Exercise —
In the research overview on pharmacology for liver diseases, which ER-resident protein is named as regulating oxidative stress, fibrogenesis, and cell death pathways?

Selected excerpt —
★ ★ ★ ★ ★ ★ ★

Pharmacology for Liver Diseases
Pharmacology for Liver Diseases
Yang et al. (2025) J Clin Invest
Our research investigates how the fibrotic and immunosuppressive tumor microenvironment promotes metastatic tumor growth in the liver. We focus on the dynamic interactions between cancer cells, fibroblasts, and immune cells that shape extracellular matrix remodeling and influence tumor progression. Using advanced technologies such as spatial transcriptomics, single-cell sequencing, and in vivo modeling, we aim to identify the cellular and molecular networks that drive metastasis in steatotic and fibrotic livers.
Our group investigates the role of endoplasmic reticulum (ER) chaperones in hepatic proteostasis and how their dysfunction contributes to chronic liver diseases. We are particularly interested in how ER stress and redox imbalance contribute to the development of ALD, liver fibrosis, and liver cancer. Through mechanistic studies using genetically modified mouse models, cellular systems, and human samples, we explore how ER-resident proteins such as ERdj5 regulate oxidative stress, fibrogenesis, and cell death pathways, providing new insights into therapeutic strategies for chronic liver diseases.

★ ★ ★ ★ ★ ★ ★

Entries provided —

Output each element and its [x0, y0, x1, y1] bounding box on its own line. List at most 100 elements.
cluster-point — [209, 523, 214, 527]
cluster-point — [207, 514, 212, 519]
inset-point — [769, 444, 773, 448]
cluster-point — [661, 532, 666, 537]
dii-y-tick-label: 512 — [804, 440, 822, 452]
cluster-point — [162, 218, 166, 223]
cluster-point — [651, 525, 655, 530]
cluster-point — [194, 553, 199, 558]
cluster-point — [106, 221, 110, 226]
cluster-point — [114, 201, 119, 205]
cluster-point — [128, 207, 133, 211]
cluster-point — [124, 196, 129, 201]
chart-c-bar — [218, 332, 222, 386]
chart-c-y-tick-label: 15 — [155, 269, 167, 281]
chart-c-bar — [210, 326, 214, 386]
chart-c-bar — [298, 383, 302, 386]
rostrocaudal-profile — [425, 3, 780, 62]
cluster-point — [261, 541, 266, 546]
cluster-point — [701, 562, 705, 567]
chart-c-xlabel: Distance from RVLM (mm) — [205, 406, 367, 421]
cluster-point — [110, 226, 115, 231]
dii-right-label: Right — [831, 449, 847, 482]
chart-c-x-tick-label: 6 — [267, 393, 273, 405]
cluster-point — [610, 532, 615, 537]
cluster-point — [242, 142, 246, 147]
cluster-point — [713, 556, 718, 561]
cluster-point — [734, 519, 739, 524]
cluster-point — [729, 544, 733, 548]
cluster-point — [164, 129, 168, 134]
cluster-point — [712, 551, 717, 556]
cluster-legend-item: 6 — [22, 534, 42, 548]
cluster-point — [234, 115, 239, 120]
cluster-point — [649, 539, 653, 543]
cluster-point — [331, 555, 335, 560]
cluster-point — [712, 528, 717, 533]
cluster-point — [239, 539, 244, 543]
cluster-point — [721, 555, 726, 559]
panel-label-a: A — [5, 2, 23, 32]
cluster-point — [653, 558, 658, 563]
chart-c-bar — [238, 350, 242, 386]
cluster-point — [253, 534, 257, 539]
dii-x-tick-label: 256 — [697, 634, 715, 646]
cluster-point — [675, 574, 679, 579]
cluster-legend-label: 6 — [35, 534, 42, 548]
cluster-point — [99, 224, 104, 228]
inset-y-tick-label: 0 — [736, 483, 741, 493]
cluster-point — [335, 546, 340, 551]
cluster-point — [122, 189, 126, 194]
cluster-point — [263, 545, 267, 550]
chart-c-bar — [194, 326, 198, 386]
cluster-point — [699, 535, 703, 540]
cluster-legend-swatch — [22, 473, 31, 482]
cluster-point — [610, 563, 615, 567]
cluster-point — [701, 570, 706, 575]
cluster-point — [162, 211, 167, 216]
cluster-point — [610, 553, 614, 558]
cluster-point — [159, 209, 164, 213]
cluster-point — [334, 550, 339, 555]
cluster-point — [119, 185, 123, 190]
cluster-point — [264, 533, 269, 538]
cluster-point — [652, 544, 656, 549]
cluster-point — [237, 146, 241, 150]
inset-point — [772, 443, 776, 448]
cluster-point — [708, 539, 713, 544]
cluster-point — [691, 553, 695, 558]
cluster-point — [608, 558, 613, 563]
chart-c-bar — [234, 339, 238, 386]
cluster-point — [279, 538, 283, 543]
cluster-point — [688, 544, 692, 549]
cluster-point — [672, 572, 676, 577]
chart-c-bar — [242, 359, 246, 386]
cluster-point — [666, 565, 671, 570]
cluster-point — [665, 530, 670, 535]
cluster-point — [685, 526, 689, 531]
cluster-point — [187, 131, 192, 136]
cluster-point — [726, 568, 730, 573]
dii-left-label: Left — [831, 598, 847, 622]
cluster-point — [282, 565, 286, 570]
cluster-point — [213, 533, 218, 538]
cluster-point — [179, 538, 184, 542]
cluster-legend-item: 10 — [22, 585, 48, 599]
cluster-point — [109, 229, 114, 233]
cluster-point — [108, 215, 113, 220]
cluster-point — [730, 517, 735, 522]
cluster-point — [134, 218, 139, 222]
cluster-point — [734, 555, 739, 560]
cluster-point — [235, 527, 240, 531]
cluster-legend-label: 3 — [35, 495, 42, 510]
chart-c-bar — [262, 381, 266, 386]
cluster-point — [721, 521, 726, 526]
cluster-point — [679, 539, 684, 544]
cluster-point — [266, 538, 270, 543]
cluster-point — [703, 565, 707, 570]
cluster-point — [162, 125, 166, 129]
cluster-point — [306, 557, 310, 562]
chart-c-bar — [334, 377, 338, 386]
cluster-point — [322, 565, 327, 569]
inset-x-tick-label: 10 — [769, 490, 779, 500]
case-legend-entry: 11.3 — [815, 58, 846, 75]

★ ★ ★ ★ ★ ★ ★

Exercise solution —
ERdj5